--- Begin The input ---
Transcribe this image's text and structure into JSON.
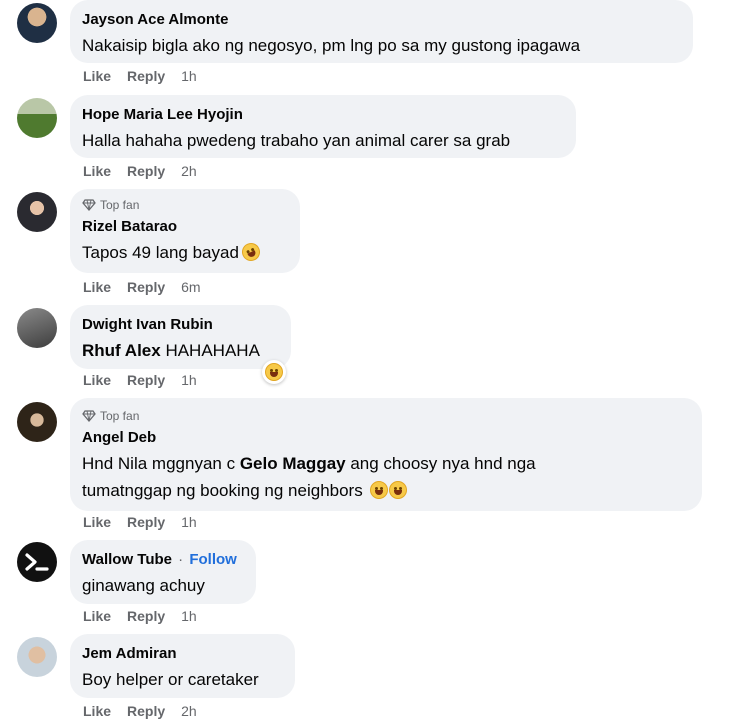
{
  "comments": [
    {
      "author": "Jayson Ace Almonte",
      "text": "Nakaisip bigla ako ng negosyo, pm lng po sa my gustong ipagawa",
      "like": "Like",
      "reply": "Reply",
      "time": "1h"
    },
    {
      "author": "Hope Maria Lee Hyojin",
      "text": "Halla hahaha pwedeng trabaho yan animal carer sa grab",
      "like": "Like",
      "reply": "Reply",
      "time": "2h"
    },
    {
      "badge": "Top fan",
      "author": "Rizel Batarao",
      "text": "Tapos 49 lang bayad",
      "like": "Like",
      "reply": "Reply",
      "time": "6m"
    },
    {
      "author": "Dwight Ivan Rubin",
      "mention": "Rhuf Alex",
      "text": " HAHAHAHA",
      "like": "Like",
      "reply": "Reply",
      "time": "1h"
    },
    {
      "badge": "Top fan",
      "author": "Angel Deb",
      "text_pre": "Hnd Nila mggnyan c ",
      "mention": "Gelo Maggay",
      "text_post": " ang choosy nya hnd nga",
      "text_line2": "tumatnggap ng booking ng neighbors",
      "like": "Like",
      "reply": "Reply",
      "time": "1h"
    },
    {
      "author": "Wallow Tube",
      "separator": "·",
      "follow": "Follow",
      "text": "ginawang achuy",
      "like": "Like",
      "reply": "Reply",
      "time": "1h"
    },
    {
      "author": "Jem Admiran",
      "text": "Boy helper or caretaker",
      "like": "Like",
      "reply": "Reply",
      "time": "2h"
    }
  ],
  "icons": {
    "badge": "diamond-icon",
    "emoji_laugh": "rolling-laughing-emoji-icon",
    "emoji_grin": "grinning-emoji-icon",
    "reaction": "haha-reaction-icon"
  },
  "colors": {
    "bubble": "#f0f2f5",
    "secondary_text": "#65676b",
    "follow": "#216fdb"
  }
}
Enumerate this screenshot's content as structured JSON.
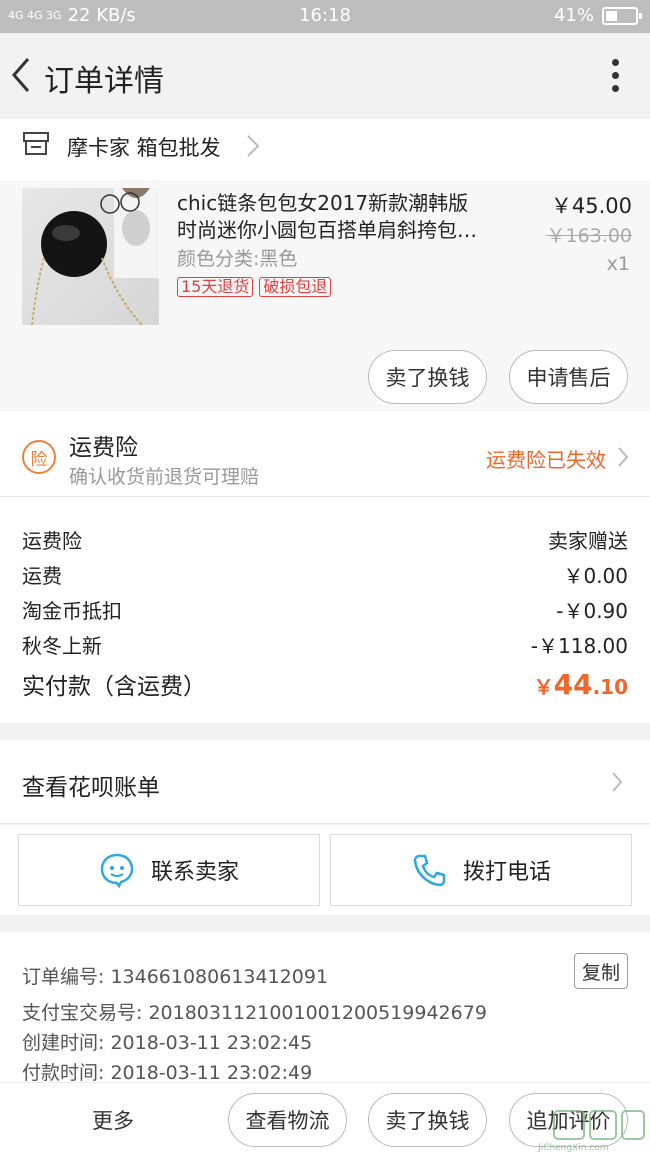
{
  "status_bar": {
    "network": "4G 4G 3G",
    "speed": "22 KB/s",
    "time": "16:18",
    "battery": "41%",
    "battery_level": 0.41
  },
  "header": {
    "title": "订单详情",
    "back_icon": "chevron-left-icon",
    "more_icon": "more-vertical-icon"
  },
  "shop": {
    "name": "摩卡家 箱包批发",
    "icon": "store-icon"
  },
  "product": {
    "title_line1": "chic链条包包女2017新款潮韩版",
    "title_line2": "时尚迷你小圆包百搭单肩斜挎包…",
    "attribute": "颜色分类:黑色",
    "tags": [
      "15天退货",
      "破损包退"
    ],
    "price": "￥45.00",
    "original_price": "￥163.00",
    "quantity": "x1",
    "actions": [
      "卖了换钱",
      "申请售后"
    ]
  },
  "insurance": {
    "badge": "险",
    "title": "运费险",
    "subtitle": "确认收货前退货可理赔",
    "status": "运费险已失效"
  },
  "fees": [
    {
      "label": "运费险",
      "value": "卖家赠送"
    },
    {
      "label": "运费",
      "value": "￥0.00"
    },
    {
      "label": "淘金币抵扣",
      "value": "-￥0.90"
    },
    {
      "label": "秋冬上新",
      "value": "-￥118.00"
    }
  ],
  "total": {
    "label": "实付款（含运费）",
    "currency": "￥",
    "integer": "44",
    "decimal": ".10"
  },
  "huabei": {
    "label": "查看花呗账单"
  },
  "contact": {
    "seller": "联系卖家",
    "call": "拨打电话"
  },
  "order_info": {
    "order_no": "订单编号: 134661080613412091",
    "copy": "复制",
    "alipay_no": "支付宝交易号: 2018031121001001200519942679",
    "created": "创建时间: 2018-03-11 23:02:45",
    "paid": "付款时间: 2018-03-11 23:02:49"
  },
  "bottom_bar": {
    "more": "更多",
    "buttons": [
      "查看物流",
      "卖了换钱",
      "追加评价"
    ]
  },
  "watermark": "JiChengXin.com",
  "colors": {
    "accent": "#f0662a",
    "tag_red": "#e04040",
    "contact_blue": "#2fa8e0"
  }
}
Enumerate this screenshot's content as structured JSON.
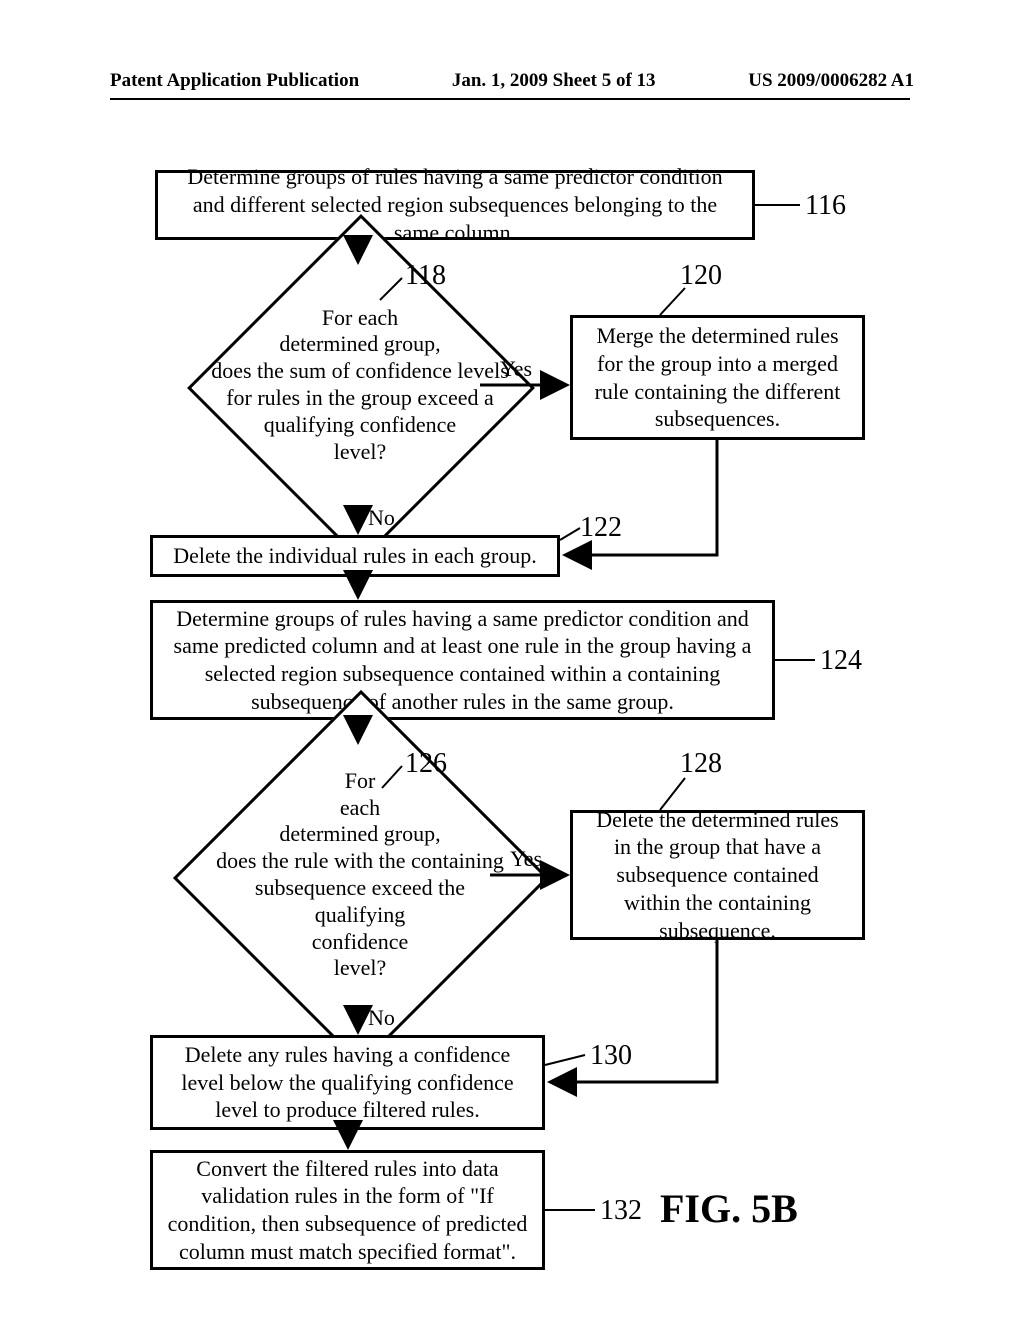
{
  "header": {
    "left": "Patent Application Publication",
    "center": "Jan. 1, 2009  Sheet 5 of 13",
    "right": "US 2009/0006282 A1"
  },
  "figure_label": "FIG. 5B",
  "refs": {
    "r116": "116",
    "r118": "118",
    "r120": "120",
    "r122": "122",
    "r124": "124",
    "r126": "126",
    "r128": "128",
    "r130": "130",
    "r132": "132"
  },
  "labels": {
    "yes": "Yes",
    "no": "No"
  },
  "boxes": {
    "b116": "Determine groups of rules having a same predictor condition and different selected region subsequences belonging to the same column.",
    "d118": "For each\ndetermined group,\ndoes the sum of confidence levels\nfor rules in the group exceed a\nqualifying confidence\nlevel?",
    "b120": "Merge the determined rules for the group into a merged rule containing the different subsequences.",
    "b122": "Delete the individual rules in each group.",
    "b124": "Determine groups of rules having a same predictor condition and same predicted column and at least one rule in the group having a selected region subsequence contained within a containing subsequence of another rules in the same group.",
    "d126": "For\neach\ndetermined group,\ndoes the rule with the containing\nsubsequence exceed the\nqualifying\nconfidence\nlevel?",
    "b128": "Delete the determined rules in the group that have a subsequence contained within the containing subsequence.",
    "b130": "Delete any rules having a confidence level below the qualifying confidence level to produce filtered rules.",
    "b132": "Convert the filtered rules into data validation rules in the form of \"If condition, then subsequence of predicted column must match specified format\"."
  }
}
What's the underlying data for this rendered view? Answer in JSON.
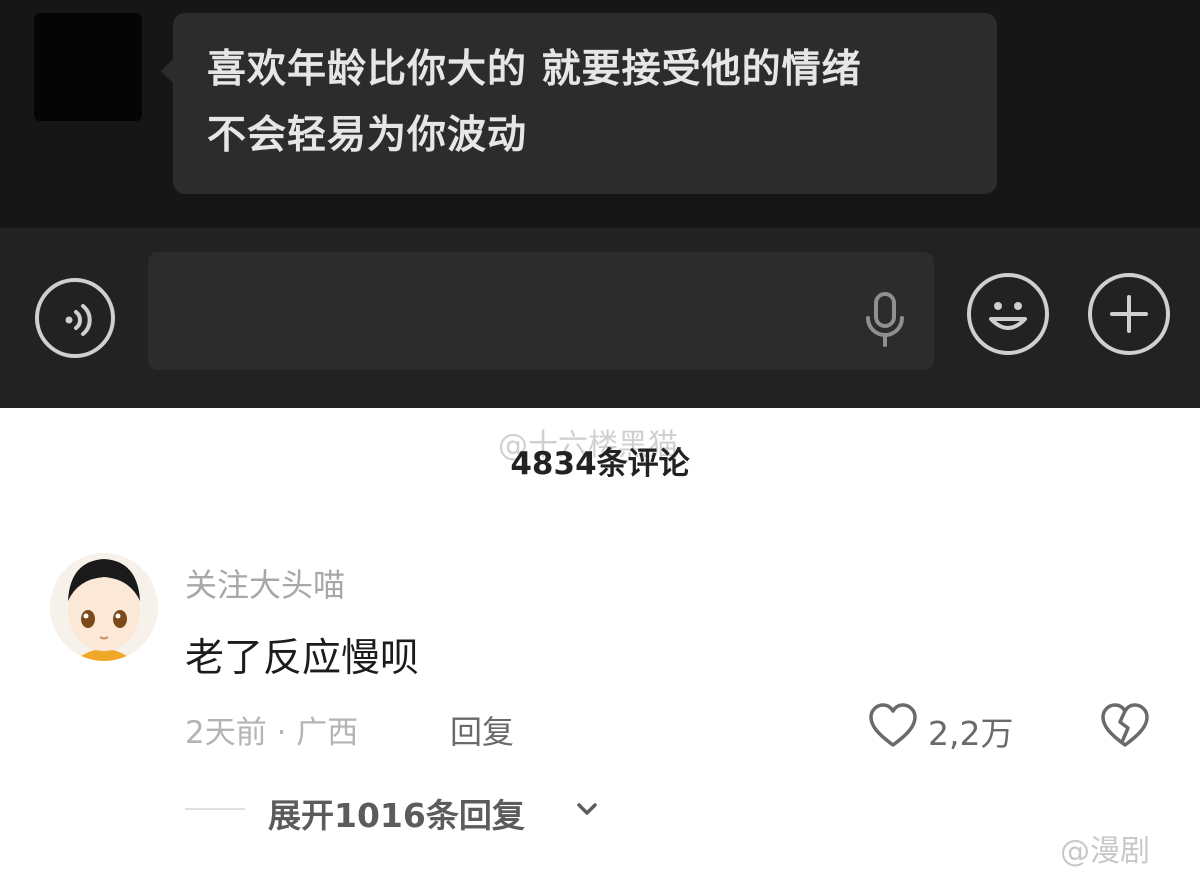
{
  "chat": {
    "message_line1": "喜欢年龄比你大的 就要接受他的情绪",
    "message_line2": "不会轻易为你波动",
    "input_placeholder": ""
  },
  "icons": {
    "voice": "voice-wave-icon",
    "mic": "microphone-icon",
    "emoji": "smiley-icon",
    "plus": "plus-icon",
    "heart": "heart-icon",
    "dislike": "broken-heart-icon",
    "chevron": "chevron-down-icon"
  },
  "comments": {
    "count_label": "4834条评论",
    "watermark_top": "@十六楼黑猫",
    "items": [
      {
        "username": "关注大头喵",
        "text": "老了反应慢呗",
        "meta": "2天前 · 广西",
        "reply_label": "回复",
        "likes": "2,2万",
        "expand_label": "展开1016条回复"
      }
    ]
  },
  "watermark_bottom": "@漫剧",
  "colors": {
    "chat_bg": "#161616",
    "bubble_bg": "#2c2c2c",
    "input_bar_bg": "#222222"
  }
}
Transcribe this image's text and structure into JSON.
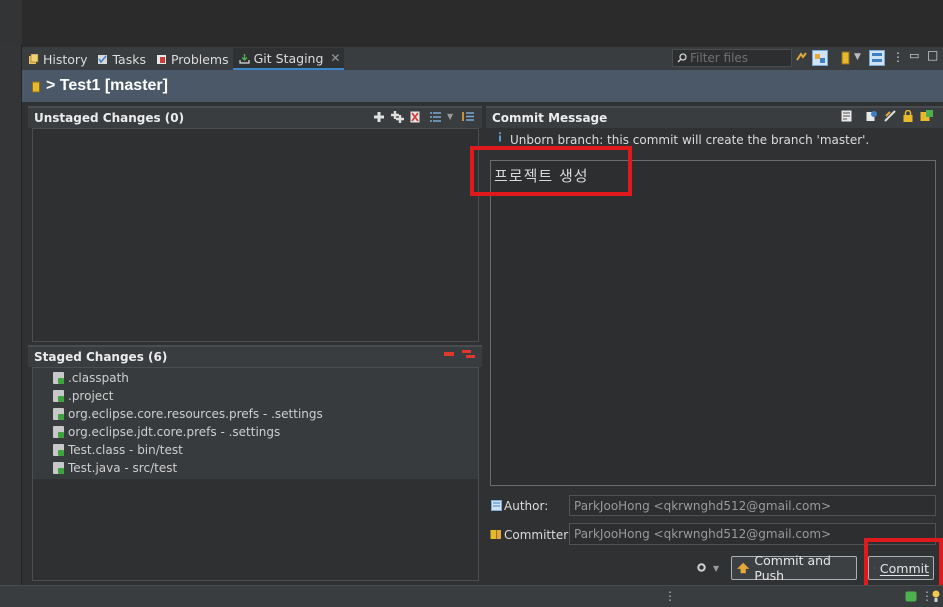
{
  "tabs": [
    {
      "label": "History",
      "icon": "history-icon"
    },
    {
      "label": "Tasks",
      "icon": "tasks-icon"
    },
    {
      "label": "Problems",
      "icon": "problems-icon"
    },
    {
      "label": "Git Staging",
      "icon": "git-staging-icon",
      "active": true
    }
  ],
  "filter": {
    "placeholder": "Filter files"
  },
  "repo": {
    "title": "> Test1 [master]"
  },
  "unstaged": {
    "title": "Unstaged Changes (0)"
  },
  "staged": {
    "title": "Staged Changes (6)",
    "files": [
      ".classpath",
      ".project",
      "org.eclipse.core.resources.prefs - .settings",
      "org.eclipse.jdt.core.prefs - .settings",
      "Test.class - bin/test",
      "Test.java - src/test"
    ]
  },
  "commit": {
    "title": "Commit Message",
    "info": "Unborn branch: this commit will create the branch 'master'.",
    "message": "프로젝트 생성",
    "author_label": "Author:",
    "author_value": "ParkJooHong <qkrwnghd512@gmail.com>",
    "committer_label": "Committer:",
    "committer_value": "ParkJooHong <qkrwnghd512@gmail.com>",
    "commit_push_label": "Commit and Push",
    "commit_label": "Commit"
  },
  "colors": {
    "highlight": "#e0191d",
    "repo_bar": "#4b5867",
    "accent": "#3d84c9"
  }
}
--- End The input ---
__Aim__:
Find the lines above that include the string "into" and copy them.

__Written solution__:
Transcribe this image's text and structure into JSON.
    "b120": "Merge the determined rules for the group into a merged rule containing the different subsequences.",
    "b132": "Convert the filtered rules into data validation rules in the form of \"If condition, then subsequence of predicted column must match specified format\"."
Transcribe this image's text and structure into JSON.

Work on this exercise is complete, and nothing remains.